Find the string "Global" in the entries and copy each line that has it.
Begin
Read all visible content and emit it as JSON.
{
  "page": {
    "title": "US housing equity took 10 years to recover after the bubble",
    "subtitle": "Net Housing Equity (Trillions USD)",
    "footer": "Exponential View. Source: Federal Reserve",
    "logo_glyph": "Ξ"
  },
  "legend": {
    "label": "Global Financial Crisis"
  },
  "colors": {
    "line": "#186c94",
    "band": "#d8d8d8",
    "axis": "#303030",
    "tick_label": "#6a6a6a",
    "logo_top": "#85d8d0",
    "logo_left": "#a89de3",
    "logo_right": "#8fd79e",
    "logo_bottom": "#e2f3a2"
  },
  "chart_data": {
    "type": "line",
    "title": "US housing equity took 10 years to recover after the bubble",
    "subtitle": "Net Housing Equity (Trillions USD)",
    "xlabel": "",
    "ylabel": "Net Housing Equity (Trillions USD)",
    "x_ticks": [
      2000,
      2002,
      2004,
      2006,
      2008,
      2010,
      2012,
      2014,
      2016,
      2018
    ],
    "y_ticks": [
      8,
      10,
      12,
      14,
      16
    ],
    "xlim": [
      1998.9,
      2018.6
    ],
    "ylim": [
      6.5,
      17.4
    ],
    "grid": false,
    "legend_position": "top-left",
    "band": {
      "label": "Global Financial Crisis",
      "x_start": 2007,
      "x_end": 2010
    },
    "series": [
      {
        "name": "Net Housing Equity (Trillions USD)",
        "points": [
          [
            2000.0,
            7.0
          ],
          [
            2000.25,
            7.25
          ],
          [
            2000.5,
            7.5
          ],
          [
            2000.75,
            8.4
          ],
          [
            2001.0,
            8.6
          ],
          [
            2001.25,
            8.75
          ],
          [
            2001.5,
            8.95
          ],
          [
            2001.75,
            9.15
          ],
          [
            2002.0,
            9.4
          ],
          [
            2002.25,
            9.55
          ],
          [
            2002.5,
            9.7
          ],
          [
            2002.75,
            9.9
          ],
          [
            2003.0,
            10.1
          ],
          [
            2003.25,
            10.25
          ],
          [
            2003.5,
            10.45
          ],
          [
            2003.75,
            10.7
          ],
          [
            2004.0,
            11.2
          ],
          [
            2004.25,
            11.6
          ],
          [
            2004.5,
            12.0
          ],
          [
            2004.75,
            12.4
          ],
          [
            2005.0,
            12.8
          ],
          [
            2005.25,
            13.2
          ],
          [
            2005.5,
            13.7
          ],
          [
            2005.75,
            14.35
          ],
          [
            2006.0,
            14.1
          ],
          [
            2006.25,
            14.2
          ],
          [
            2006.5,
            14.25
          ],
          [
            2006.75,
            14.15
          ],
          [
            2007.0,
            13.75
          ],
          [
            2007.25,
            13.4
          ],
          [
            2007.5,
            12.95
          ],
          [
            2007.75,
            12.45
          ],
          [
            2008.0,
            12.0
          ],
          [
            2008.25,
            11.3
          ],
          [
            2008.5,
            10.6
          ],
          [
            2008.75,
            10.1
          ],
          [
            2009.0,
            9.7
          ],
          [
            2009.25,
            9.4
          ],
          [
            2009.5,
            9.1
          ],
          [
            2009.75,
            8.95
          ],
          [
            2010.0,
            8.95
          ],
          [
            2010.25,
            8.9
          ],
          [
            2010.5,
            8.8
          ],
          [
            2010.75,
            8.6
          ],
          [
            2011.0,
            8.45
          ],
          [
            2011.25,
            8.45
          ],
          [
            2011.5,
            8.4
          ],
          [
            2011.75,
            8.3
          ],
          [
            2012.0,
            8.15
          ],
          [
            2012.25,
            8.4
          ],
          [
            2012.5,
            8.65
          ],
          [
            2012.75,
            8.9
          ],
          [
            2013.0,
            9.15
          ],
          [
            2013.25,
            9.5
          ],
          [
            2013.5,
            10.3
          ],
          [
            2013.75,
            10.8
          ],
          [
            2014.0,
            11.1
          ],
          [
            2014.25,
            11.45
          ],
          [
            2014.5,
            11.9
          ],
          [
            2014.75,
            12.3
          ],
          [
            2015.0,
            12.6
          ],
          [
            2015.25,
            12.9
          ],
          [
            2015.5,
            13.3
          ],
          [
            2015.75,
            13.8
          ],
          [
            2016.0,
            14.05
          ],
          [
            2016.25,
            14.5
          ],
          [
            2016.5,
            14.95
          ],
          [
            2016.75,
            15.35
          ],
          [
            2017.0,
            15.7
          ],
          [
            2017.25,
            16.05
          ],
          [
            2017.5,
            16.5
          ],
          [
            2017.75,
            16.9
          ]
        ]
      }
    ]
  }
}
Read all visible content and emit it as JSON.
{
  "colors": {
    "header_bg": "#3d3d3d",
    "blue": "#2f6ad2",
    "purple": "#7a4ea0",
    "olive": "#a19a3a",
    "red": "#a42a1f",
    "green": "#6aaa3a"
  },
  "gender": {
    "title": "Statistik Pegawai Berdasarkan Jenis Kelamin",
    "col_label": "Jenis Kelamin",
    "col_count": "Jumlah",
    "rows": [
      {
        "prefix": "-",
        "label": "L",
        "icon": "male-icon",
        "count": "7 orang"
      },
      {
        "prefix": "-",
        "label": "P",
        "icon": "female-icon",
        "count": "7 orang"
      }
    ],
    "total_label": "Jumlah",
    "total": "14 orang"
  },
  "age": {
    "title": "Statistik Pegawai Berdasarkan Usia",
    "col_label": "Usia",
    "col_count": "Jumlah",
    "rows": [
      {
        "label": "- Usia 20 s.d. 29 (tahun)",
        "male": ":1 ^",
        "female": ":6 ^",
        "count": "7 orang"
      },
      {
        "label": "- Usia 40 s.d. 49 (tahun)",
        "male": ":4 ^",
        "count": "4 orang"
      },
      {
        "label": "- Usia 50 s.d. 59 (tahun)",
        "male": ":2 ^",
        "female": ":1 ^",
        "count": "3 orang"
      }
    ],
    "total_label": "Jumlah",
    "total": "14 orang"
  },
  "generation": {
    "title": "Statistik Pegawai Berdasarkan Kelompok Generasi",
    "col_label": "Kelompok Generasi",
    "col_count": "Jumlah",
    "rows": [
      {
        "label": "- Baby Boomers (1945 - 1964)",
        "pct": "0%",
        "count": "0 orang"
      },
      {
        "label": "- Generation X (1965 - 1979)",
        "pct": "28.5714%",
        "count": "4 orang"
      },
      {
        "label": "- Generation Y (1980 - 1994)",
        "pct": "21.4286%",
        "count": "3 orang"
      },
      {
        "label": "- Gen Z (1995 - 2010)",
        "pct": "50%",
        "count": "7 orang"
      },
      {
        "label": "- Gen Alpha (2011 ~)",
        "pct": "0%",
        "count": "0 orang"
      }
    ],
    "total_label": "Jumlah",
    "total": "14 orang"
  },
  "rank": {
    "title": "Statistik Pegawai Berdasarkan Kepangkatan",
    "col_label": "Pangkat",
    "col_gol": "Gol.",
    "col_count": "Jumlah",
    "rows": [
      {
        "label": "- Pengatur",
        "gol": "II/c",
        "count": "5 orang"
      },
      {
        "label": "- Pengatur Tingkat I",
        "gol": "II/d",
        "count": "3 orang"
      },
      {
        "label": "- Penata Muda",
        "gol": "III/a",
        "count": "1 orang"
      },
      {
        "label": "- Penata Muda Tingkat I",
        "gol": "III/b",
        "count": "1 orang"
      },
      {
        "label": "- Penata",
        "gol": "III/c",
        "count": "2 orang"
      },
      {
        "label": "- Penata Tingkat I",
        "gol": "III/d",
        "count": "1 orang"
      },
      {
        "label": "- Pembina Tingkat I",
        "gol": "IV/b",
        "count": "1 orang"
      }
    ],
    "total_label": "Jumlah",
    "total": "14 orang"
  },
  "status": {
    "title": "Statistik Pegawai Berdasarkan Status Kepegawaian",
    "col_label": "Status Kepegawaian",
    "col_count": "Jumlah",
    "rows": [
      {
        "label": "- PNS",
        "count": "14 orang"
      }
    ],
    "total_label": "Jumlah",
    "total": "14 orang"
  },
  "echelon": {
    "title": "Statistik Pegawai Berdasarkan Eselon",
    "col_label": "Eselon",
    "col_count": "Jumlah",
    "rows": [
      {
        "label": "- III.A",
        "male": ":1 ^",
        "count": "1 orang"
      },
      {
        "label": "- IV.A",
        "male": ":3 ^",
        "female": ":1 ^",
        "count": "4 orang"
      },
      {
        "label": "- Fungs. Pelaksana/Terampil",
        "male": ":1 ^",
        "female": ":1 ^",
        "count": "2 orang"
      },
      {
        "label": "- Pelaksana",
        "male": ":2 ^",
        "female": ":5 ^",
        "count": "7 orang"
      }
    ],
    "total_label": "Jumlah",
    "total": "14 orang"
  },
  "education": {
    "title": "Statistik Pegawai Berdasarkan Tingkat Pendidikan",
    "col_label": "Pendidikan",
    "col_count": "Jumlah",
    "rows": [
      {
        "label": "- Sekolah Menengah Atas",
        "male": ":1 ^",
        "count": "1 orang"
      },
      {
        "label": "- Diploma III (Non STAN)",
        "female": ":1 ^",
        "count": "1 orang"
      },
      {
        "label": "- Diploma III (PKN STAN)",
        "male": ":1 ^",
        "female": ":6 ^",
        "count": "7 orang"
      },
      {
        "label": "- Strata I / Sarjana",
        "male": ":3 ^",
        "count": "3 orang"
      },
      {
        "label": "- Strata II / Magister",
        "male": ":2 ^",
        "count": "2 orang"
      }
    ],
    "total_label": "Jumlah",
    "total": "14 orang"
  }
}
End
> **Expected answer**
    "label": "Global Financial Crisis"
      "label": "Global Financial Crisis",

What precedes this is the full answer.